THE TASK =>
Search the data for the word "trouve" and copy every line that contains it.

MATERIAL PROVIDED =>
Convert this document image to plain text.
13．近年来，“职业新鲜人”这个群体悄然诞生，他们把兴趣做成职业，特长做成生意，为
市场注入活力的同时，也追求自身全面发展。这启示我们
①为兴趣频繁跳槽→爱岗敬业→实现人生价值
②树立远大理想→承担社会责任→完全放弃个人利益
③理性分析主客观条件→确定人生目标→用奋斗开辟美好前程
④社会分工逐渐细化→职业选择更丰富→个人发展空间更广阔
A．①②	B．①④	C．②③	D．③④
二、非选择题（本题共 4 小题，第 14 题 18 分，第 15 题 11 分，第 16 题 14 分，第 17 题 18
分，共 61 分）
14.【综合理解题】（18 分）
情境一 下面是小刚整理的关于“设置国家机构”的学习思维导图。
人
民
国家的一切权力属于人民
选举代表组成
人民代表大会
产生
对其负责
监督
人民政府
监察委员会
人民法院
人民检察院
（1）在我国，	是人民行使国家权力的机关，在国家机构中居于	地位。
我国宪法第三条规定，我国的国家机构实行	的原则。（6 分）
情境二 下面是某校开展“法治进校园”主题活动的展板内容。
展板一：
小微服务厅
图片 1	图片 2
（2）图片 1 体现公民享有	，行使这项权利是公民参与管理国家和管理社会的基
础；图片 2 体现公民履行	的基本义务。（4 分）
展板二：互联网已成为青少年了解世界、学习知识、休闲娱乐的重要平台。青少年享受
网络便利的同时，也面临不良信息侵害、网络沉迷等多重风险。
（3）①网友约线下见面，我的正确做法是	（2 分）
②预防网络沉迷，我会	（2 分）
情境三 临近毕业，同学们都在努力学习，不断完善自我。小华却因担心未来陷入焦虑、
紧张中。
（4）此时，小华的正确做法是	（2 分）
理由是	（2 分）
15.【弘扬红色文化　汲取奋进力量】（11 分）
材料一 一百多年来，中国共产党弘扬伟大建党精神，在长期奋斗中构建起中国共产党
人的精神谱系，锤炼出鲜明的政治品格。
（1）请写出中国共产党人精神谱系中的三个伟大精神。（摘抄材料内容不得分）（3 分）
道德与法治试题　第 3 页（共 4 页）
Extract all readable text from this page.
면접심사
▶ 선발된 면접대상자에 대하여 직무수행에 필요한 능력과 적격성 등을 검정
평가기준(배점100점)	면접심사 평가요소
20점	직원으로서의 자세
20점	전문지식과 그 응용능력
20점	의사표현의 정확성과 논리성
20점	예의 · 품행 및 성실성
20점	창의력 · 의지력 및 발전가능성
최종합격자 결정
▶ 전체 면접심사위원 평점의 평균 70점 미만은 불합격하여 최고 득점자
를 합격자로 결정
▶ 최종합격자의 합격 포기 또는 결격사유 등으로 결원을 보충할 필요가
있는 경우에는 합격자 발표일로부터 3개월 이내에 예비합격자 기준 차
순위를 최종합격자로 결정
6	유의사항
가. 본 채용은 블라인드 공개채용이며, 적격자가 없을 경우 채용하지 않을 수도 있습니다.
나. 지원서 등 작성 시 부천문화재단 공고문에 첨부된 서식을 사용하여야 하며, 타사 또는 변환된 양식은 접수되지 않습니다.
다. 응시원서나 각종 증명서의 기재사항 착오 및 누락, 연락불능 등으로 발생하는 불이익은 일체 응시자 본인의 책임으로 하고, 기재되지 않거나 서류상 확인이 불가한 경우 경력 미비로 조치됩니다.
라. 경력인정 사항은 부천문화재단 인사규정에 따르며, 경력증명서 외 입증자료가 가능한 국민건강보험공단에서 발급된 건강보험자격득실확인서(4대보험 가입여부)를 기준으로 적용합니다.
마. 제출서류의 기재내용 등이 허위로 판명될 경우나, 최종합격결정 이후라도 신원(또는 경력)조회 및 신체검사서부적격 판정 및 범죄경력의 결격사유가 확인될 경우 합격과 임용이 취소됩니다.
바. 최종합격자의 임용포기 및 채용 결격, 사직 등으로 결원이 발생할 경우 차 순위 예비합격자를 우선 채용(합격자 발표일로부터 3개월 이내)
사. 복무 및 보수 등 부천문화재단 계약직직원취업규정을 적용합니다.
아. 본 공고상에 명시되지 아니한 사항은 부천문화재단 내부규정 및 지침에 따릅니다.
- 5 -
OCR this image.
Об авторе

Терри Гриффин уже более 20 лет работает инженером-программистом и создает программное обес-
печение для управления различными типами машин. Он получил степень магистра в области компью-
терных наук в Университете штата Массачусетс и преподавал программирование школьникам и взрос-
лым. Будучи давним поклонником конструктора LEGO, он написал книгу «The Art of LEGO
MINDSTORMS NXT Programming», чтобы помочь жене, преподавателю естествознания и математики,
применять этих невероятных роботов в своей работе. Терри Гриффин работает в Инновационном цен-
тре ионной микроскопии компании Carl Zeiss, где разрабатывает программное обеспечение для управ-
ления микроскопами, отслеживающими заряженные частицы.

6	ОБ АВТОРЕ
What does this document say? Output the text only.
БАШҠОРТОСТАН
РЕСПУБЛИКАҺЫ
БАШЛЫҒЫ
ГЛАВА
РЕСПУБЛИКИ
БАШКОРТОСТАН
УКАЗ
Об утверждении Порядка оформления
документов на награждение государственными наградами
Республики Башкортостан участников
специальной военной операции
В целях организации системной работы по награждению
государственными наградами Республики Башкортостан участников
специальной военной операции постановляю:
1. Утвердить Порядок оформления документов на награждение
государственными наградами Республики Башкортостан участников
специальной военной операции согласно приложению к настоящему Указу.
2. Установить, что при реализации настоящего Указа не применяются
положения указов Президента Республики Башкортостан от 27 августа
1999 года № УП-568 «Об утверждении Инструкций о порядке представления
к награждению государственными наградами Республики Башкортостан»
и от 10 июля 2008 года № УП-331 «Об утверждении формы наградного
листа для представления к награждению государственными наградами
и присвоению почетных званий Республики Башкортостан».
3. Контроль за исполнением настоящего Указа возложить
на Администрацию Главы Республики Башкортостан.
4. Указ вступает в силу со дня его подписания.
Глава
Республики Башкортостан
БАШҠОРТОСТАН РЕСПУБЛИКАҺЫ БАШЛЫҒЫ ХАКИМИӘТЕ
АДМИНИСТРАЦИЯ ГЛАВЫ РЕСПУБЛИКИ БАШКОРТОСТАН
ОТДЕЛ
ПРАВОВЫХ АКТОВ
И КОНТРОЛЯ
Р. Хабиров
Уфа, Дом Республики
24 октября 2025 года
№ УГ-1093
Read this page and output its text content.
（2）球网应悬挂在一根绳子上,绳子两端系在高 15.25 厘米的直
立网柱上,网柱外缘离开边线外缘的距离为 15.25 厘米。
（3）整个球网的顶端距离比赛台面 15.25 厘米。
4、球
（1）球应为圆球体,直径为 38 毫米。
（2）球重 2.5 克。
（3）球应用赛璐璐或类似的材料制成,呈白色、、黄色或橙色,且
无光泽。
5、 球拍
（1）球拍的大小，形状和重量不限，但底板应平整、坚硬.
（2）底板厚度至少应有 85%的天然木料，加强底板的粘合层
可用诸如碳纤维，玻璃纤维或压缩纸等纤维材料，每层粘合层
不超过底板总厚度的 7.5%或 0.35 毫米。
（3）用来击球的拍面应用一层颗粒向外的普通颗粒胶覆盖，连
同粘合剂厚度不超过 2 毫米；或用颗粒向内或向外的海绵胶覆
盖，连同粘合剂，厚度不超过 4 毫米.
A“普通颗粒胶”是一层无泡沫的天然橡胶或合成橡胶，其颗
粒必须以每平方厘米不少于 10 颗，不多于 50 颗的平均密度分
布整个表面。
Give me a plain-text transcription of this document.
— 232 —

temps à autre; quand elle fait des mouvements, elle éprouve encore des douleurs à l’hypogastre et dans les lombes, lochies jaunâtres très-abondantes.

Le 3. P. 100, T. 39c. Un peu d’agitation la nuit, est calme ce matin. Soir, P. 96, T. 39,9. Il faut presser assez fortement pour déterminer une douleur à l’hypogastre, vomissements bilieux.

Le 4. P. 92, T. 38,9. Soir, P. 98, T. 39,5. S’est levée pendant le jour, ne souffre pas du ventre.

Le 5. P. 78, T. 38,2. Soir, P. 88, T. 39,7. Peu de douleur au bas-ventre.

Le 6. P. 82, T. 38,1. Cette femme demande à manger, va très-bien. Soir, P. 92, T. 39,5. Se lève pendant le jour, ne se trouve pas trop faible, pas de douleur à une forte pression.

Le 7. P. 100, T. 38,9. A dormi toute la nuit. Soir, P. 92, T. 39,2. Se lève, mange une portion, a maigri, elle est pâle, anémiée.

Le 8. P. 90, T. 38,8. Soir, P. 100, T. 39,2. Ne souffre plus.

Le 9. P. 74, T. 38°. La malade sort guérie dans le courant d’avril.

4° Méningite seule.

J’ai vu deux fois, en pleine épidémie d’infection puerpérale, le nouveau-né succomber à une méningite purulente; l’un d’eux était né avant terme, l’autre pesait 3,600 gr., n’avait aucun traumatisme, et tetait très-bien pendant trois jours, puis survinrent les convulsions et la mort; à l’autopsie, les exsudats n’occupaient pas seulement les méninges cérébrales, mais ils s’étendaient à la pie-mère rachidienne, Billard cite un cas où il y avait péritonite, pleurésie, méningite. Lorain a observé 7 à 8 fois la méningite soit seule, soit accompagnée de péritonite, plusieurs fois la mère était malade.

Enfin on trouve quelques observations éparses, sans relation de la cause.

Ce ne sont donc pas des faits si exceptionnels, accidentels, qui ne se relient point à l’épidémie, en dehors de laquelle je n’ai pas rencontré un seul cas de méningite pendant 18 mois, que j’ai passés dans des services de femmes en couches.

RESPONSE TO THIS TASK =>
Le 6. P. 82, T. 38,1. Cette femme demande à manger, va très-bien. Soir, P. 92, T. 39,5. Se lève pendant le jour, ne se trouve pas trop faible, pas de douleur à une forte pression.
Enfin on trouve quelques observations éparses, sans relation de la cause.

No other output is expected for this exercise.